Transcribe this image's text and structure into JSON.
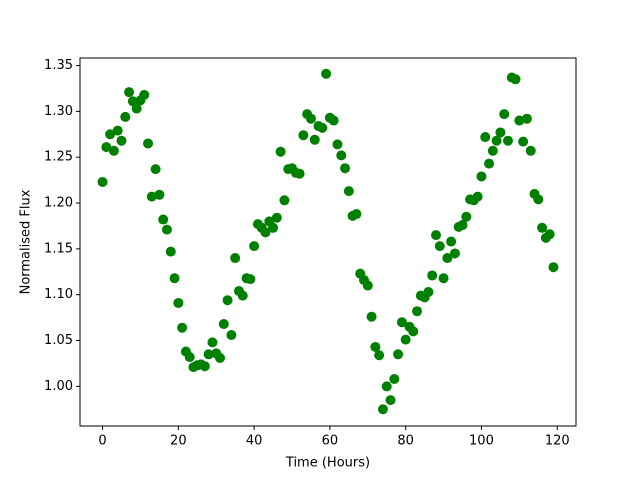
{
  "chart_data": {
    "type": "scatter",
    "x_label": "Time (Hours)",
    "y_label": "Normalised Flux",
    "color": "#008000",
    "grid": false,
    "xlim": [
      -5.95,
      124.95
    ],
    "ylim": [
      0.95675,
      1.35825
    ],
    "xticks": [
      0,
      20,
      40,
      60,
      80,
      100,
      120
    ],
    "yticks": [
      {
        "value": 1.0,
        "label": "1.00"
      },
      1.05,
      {
        "value": 1.1,
        "label": "1.10"
      },
      1.15,
      {
        "value": 1.2,
        "label": "1.20"
      },
      1.25,
      {
        "value": 1.3,
        "label": "1.30"
      },
      1.35
    ],
    "x": [
      0,
      1,
      2,
      3,
      4,
      5,
      6,
      7,
      8,
      9,
      10,
      11,
      12,
      13,
      14,
      15,
      16,
      17,
      18,
      19,
      20,
      21,
      22,
      23,
      24,
      25,
      26,
      27,
      28,
      29,
      30,
      31,
      32,
      33,
      34,
      35,
      36,
      37,
      38,
      39,
      40,
      41,
      42,
      43,
      44,
      45,
      46,
      47,
      48,
      49,
      50,
      51,
      52,
      53,
      54,
      55,
      56,
      57,
      58,
      59,
      60,
      61,
      62,
      63,
      64,
      65,
      66,
      67,
      68,
      69,
      70,
      71,
      72,
      73,
      74,
      75,
      76,
      77,
      78,
      79,
      80,
      81,
      82,
      83,
      84,
      85,
      86,
      87,
      88,
      89,
      90,
      91,
      92,
      93,
      94,
      95,
      96,
      97,
      98,
      99,
      100,
      101,
      102,
      103,
      104,
      105,
      106,
      107,
      108,
      109,
      110,
      111,
      112,
      113,
      114,
      115,
      116,
      117,
      118,
      119
    ],
    "values": [
      1.223,
      1.261,
      1.275,
      1.257,
      1.279,
      1.268,
      1.294,
      1.321,
      1.311,
      1.303,
      1.312,
      1.318,
      1.265,
      1.207,
      1.237,
      1.209,
      1.182,
      1.171,
      1.147,
      1.118,
      1.091,
      1.064,
      1.038,
      1.032,
      1.021,
      1.023,
      1.024,
      1.022,
      1.035,
      1.048,
      1.036,
      1.031,
      1.068,
      1.094,
      1.056,
      1.14,
      1.104,
      1.099,
      1.118,
      1.117,
      1.153,
      1.177,
      1.173,
      1.168,
      1.18,
      1.173,
      1.184,
      1.256,
      1.203,
      1.237,
      1.238,
      1.233,
      1.232,
      1.274,
      1.297,
      1.292,
      1.269,
      1.284,
      1.282,
      1.341,
      1.293,
      1.29,
      1.264,
      1.252,
      1.238,
      1.213,
      1.186,
      1.188,
      1.123,
      1.116,
      1.11,
      1.076,
      1.043,
      1.034,
      0.975,
      1.0,
      0.985,
      1.008,
      1.035,
      1.07,
      1.051,
      1.065,
      1.06,
      1.082,
      1.099,
      1.097,
      1.103,
      1.121,
      1.165,
      1.153,
      1.118,
      1.14,
      1.158,
      1.145,
      1.174,
      1.176,
      1.185,
      1.204,
      1.203,
      1.207,
      1.229,
      1.272,
      1.243,
      1.257,
      1.268,
      1.277,
      1.297,
      1.268,
      1.337,
      1.335,
      1.29,
      1.267,
      1.292,
      1.257,
      1.21,
      1.204,
      1.173,
      1.162,
      1.166,
      1.13
    ]
  }
}
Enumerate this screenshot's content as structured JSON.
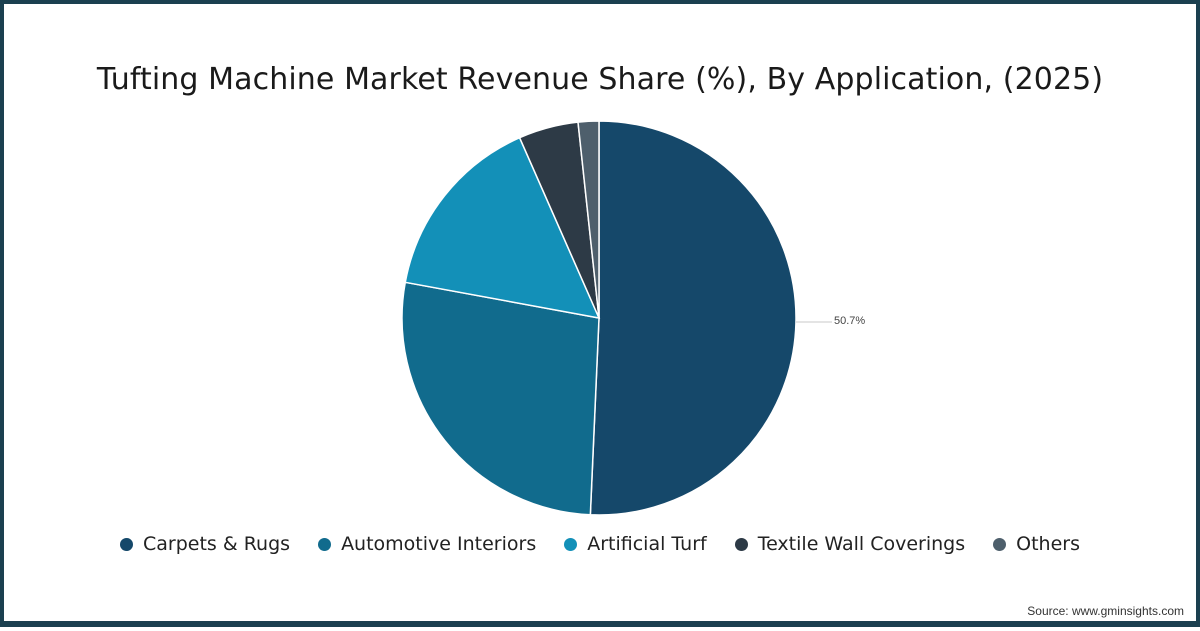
┄┄┄┄┄┄┄┄┄┄┄┄┄┄┄┄┄┄┄┄
-- Task goal --
Leave the pictures out and reproduce all of the records exactly.

-- Task output --
Transcribe this image's text and structure into JSON.
{
  "chart_data": {
    "type": "scatter",
    "x_label": "Time (Hours)",
    "y_label": "Normalised Flux",
    "color": "#008000",
    "grid": false,
    "xlim": [
      -5.95,
      124.95
    ],
    "ylim": [
      0.95675,
      1.35825
    ],
    "xticks": [
      0,
      20,
      40,
      60,
      80,
      100,
      120
    ],
    "yticks": [
      {
        "value": 1.0,
        "label": "1.00"
      },
      1.05,
      {
        "value": 1.1,
        "label": "1.10"
      },
      1.15,
      {
        "value": 1.2,
        "label": "1.20"
      },
      1.25,
      {
        "value": 1.3,
        "label": "1.30"
      },
      1.35
    ],
    "x": [
      0,
      1,
      2,
      3,
      4,
      5,
      6,
      7,
      8,
      9,
      10,
      11,
      12,
      13,
      14,
      15,
      16,
      17,
      18,
      19,
      20,
      21,
      22,
      23,
      24,
      25,
      26,
      27,
      28,
      29,
      30,
      31,
      32,
      33,
      34,
      35,
      36,
      37,
      38,
      39,
      40,
      41,
      42,
      43,
      44,
      45,
      46,
      47,
      48,
      49,
      50,
      51,
      52,
      53,
      54,
      55,
      56,
      57,
      58,
      59,
      60,
      61,
      62,
      63,
      64,
      65,
      66,
      67,
      68,
      69,
      70,
      71,
      72,
      73,
      74,
      75,
      76,
      77,
      78,
      79,
      80,
      81,
      82,
      83,
      84,
      85,
      86,
      87,
      88,
      89,
      90,
      91,
      92,
      93,
      94,
      95,
      96,
      97,
      98,
      99,
      100,
      101,
      102,
      103,
      104,
      105,
      106,
      107,
      108,
      109,
      110,
      111,
      112,
      113,
      114,
      115,
      116,
      117,
      118,
      119
    ],
    "values": [
      1.223,
      1.261,
      1.275,
      1.257,
      1.279,
      1.268,
      1.294,
      1.321,
      1.311,
      1.303,
      1.312,
      1.318,
      1.265,
      1.207,
      1.237,
      1.209,
      1.182,
      1.171,
      1.147,
      1.118,
      1.091,
      1.064,
      1.038,
      1.032,
      1.021,
      1.023,
      1.024,
      1.022,
      1.035,
      1.048,
      1.036,
      1.031,
      1.068,
      1.094,
      1.056,
      1.14,
      1.104,
      1.099,
      1.118,
      1.117,
      1.153,
      1.177,
      1.173,
      1.168,
      1.18,
      1.173,
      1.184,
      1.256,
      1.203,
      1.237,
      1.238,
      1.233,
      1.232,
      1.274,
      1.297,
      1.292,
      1.269,
      1.284,
      1.282,
      1.341,
      1.293,
      1.29,
      1.264,
      1.252,
      1.238,
      1.213,
      1.186,
      1.188,
      1.123,
      1.116,
      1.11,
      1.076,
      1.043,
      1.034,
      0.975,
      1.0,
      0.985,
      1.008,
      1.035,
      1.07,
      1.051,
      1.065,
      1.06,
      1.082,
      1.099,
      1.097,
      1.103,
      1.121,
      1.165,
      1.153,
      1.118,
      1.14,
      1.158,
      1.145,
      1.174,
      1.176,
      1.185,
      1.204,
      1.203,
      1.207,
      1.229,
      1.272,
      1.243,
      1.257,
      1.268,
      1.277,
      1.297,
      1.268,
      1.337,
      1.335,
      1.29,
      1.267,
      1.292,
      1.257,
      1.21,
      1.204,
      1.173,
      1.162,
      1.166,
      1.13
    ]
  }
}
Enumerate this screenshot's content as structured JSON.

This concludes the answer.